Qué harás:
**1.** Repite de forma literal el fragmento del texto sobre la música electrónica que va desde "Hoy es cada" hasta "una propuesta artística.", ambos incluidos.
**2.** Reescribe en forma de lista más breve el párrafo del texto sobre la música electrónica que empieza con «Hoy es cada vez más común», conservando sus datos principales.
**3.** Retoma el texto sobre la música electrónica y prosíguelo a partir de su última oración.

Texto mostrado:
Se vive un momento curioso dentro de la música electrónica. Nunca antes había existido tanta música disponible para un DJ como ahora. Plataformas digitales, catálogos infinitos, promos exclusivas, sellos independientes y una cantidad inmensa de productores lanzando música todos los días hacen pensar, en teoría, que esto debería traducirse en una escena más diversa, más rica y mucho más arriesgada. Sin embargo, muchas veces ocurre exactamente lo contrario.
Hoy es cada vez más común escuchar sets que suenan demasiado parecidos entre sí. Cambian los nombres, cambian las ciudades, cambian las cabinas, pero la selección musical termina girando alrededor de los mismos tracks, los mismos edits y las mismas fórmulas. Y aquí es importante hacer una aclaración: no hay nada de malo en tocar un track popular. La música buena sigue siendo buena, incluso si muchas personas la están tocando. El problema aparece cuando eso se convierte en el centro absoluto de una propuesta artística.
Es ahí donde la búsqueda empieza a desaparecer, donde el criterio se limita a lo que está funcionando y donde el riesgo se reemplaza por la comodidad. En muchas escenas ocurre algo muy particular: sale el “hit del momento” y de inmediato empieza a sonar en todas partes. Un DJ toca la versión original, otro toca un remix, otro un edit, otro un bootleg, pero al final la idea sigue siendo exactamente la misma. Cambia la forma, pero no cambia el fondo.
Y eso, poco a poco, termina afectando al público. Porque cuando una pista escucha constantemente las mismas estructuras, los mismos drops y las mismas referencias, su oído empieza a acostumbrarse a lo inmediato, a lo conocido y a lo predecible. Esa repetición limita la curiosidad y, con el tiempo, también limita el crecimiento de una cultura. Porque una escena sólida no se construye únicamente repitiendo lo que ya funciona; se construye proponiendo, mostrando caminos nuevos, arriesgando sonidos distintos y ampliando el universo musical de quienes están al frente de la cabina.

Material extraído:

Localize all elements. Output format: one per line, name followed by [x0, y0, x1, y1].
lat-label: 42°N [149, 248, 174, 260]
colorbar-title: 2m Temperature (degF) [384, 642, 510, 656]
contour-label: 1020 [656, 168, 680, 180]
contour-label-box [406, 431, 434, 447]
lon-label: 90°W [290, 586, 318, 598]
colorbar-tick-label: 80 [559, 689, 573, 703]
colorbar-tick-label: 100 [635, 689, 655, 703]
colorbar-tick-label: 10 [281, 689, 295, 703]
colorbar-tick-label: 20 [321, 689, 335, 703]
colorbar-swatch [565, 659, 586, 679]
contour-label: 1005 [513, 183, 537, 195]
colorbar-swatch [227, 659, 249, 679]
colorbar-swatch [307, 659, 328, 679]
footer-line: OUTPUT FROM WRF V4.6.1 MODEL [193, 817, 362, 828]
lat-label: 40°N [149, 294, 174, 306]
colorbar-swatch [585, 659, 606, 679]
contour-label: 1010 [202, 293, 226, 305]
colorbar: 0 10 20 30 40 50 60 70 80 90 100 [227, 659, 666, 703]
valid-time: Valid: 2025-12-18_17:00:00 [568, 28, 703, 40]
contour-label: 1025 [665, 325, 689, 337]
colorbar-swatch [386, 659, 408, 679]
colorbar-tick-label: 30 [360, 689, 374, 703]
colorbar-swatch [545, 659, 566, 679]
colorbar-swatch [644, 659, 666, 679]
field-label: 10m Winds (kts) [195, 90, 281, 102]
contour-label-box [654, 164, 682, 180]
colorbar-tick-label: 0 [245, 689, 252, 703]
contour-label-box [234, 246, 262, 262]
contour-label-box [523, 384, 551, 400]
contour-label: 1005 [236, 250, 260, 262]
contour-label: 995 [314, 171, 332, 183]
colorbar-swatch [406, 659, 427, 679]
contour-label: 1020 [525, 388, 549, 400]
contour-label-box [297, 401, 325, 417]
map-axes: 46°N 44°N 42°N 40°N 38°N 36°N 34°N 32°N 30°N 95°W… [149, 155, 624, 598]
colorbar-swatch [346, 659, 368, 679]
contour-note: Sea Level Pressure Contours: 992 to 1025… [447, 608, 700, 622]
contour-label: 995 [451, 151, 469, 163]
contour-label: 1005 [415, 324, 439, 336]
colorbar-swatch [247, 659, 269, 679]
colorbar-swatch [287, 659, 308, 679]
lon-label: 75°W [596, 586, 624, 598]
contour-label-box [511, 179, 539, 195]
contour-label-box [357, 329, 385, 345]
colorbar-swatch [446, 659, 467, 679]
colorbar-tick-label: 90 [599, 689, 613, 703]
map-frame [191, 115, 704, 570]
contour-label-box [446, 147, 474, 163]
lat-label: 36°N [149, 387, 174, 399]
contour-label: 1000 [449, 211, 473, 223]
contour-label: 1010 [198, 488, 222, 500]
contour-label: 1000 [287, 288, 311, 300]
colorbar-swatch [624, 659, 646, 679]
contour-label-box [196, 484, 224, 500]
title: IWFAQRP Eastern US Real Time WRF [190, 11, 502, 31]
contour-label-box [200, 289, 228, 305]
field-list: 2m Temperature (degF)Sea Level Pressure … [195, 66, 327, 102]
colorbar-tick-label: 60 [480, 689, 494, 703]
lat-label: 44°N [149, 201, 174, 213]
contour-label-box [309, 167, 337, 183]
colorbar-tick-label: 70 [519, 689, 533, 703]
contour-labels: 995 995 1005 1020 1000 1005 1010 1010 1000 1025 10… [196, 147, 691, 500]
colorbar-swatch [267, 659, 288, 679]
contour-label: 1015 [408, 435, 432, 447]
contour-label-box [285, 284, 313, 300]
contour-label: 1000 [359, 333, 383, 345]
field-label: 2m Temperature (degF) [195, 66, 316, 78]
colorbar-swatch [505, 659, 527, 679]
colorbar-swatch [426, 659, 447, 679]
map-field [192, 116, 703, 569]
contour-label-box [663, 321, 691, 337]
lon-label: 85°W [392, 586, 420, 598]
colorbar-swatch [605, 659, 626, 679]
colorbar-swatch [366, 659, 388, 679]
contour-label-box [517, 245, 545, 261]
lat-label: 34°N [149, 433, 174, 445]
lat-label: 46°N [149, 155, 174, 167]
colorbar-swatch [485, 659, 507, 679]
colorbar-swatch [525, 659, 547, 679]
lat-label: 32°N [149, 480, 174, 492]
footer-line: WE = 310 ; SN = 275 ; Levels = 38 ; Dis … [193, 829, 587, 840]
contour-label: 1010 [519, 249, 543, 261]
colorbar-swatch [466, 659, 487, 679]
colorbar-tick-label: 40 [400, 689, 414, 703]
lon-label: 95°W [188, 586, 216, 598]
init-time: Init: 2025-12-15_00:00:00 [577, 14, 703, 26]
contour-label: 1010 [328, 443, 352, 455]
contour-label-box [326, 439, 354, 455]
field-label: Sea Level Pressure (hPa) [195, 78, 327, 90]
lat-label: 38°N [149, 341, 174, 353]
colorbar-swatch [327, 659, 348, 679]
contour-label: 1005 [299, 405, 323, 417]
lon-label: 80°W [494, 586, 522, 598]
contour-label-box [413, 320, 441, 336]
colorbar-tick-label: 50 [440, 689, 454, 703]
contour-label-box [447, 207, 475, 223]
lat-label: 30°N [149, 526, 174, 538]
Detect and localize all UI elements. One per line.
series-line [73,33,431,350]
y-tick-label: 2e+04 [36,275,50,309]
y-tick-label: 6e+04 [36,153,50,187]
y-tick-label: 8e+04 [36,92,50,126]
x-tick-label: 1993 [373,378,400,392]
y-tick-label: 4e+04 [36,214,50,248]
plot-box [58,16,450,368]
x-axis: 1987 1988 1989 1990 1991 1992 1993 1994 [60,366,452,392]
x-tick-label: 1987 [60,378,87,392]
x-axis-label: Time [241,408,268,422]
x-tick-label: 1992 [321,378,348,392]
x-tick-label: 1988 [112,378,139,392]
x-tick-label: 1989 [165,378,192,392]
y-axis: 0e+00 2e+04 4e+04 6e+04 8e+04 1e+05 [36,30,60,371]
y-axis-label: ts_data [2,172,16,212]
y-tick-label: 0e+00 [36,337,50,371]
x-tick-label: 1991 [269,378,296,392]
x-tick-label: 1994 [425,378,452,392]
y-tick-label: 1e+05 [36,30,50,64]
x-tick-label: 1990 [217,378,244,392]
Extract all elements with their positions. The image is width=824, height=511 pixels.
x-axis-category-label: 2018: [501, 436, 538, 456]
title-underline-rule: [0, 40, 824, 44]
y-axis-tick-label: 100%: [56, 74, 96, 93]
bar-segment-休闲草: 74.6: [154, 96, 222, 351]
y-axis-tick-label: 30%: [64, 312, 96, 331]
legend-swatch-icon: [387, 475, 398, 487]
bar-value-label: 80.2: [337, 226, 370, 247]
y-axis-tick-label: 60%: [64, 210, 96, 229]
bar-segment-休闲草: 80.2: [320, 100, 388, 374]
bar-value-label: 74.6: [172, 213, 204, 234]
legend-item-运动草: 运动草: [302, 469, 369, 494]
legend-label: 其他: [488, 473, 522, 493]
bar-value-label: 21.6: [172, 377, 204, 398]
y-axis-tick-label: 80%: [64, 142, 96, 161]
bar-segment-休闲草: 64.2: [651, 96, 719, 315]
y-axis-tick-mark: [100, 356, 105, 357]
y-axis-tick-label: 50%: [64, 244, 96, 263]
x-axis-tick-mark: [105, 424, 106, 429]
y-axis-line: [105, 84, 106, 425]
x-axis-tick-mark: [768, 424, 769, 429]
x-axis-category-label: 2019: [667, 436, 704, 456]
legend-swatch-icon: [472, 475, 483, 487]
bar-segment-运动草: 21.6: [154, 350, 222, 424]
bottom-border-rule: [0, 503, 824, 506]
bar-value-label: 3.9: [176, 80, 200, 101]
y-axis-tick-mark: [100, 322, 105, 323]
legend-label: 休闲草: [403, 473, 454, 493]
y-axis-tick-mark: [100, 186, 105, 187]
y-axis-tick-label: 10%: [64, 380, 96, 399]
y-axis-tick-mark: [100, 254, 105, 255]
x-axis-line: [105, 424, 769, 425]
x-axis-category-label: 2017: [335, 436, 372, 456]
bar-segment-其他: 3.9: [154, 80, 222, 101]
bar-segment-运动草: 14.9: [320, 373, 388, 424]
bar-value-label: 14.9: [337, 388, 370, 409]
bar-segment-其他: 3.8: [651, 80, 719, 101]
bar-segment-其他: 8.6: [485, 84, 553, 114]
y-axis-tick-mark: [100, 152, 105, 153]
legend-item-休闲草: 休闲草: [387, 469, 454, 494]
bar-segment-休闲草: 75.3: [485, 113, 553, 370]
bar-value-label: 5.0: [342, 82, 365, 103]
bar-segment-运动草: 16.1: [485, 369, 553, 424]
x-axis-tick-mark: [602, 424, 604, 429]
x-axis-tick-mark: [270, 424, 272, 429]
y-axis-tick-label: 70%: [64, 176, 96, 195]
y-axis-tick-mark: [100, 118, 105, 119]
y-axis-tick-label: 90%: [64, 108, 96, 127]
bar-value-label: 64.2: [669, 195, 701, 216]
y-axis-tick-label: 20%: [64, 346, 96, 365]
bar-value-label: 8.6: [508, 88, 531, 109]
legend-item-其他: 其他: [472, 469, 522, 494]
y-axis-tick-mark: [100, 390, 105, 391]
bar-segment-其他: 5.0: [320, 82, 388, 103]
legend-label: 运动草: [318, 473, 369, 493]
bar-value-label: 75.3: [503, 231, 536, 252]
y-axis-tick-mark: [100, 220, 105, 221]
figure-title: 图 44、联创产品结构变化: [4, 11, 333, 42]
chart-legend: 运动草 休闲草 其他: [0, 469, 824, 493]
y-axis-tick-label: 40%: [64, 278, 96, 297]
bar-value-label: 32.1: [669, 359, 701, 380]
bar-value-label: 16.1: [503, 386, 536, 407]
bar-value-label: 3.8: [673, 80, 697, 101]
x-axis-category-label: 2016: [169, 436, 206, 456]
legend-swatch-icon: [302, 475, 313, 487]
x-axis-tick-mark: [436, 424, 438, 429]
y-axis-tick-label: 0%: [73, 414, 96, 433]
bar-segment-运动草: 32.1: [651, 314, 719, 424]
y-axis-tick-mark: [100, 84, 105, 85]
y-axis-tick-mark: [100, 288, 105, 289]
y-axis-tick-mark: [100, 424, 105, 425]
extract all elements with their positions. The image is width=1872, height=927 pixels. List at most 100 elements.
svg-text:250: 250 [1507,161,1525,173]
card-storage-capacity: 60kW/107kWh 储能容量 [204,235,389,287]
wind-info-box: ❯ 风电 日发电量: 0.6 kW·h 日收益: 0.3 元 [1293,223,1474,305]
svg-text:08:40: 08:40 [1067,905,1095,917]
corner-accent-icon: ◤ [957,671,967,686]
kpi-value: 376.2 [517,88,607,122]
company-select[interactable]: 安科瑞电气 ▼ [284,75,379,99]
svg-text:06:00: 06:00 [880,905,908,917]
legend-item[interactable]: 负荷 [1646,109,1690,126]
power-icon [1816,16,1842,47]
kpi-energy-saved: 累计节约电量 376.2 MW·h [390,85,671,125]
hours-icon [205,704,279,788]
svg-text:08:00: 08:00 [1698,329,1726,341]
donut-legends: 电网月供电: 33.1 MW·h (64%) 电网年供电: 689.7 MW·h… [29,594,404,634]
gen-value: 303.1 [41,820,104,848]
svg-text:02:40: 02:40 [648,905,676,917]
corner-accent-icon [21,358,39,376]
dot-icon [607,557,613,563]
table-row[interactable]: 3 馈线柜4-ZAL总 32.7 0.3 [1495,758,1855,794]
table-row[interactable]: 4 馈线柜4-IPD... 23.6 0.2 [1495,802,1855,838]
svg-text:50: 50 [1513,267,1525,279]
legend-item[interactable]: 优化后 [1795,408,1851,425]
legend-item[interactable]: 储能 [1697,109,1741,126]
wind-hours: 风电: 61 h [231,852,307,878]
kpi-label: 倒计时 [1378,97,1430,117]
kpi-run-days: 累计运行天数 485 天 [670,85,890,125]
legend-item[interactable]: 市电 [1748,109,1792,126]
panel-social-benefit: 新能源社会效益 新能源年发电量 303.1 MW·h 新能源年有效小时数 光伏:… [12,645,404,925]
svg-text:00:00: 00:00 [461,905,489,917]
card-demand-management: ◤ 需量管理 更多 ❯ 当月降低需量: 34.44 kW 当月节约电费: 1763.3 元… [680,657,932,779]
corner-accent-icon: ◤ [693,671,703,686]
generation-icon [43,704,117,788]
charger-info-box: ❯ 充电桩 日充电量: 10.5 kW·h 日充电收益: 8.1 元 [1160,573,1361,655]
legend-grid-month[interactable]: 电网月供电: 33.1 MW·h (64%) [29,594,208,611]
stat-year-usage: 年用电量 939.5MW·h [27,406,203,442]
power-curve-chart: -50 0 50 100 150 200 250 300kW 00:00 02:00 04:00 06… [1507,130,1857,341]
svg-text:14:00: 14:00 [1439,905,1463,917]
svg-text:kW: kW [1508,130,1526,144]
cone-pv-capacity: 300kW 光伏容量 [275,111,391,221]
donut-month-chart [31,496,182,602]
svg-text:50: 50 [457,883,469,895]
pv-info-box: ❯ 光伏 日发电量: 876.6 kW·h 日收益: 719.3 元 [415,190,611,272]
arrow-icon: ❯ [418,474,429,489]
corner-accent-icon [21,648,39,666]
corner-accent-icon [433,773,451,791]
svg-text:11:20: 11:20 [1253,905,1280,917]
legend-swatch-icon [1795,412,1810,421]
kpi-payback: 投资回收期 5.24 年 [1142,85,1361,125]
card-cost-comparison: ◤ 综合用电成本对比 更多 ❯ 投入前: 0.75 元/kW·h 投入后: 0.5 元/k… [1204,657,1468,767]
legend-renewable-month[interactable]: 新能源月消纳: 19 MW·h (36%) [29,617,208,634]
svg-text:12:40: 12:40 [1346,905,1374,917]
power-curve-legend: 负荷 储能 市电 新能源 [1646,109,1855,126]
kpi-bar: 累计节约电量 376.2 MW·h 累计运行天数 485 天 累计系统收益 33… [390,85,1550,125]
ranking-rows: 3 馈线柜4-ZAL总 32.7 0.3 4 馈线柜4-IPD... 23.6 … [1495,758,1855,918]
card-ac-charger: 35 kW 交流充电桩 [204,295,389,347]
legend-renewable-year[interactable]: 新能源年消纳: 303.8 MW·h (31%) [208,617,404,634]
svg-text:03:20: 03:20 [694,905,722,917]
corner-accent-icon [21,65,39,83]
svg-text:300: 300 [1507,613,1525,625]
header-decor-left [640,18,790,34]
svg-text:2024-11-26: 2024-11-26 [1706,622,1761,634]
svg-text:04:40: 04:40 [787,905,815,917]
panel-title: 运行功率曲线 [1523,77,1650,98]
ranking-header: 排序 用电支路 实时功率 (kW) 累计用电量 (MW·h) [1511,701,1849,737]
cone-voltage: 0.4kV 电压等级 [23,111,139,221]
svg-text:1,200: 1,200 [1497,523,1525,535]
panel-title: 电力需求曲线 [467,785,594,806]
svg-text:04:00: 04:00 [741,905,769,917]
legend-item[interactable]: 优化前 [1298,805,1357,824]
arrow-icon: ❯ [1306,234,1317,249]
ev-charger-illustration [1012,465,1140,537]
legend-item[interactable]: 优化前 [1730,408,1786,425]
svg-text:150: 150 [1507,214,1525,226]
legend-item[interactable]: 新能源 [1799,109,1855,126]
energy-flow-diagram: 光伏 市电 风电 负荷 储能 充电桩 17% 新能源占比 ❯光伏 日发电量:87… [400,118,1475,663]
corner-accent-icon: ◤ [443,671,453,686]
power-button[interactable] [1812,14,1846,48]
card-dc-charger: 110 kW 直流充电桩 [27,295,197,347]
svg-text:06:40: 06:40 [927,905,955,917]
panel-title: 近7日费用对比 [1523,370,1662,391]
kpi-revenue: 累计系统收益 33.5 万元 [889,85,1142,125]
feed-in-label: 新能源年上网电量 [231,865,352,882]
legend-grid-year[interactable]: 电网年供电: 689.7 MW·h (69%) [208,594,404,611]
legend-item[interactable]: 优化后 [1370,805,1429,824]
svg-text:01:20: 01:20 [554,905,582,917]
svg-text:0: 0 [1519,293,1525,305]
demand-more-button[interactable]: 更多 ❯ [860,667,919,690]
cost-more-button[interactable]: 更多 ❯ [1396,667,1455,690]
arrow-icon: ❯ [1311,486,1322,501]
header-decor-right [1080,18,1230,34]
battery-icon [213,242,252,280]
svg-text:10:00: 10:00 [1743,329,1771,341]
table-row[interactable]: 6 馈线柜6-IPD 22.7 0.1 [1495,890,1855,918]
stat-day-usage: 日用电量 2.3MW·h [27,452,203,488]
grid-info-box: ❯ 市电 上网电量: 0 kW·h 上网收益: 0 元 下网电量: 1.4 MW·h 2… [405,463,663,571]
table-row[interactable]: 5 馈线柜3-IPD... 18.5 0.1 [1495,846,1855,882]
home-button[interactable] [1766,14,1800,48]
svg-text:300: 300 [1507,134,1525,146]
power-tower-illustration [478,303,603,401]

Respuestas del ejercicio:
**1.**
Hoy es cada vez más común escuchar sets que suenan demasiado parecidos entre sí. Cambian los nombres, cambian las ciudades, cambian las cabinas, pero la selección musical termina girando alrededor de los mismos tracks, los mismos edits y las mismas fórmulas. Y aquí es importante hacer una aclaración: no hay nada de malo en tocar un track popular. La música buena sigue siendo buena, incluso si muchas personas la están tocando. El problema aparece cuando eso se convierte en el centro absoluto de una propuesta artística.

**2.**
- Cada vez es más común escuchar sets muy parecidos entre sí.
- Aunque cambian los nombres, las ciudades y las cabinas, la selección gira en torno a los mismos tracks, edits y fórmulas.
- Tocar un track popular no tiene nada de malo: la música buena sigue siendo buena aunque muchos la toquen.
- El problema surge cuando eso se convierte en el centro absoluto de una propuesta artística.

**3.**
Ahí es donde aparece una de las responsabilidades más importantes del DJ. Más allá de mezclar bien o de tener buena técnica, un DJ también debería ser un buscador: alguien que investiga, que escucha, que descubre y que entiende que su labor no es solamente entretener, sino también aportar algo diferente. Porque la verdadera diferencia entre un DJ y otro no debería medirse únicamente en cómo mezcla, sino en lo que decide poner, en el criterio con el que construye su set, en la identidad que proyecta y en la capacidad que tiene de sorprender desde la selección.
Cuando todos tocan lo mismo, esa diferencia empieza a desaparecer. Y cuando esa diferencia desaparece, la escena también pierde algo fundamental: personalidad. Tal vez el problema no es que todos estén tocando buena música. Tal vez el problema es cuando todos están tocando exactamente la misma.
Y en una cultura que nació precisamente de la exploración, de la búsqueda y del riesgo, quizás ha llegado el momento de volver a preguntarnos algo simple: ¿estamos construyendo una escena o simplemente la estamos repitiendo?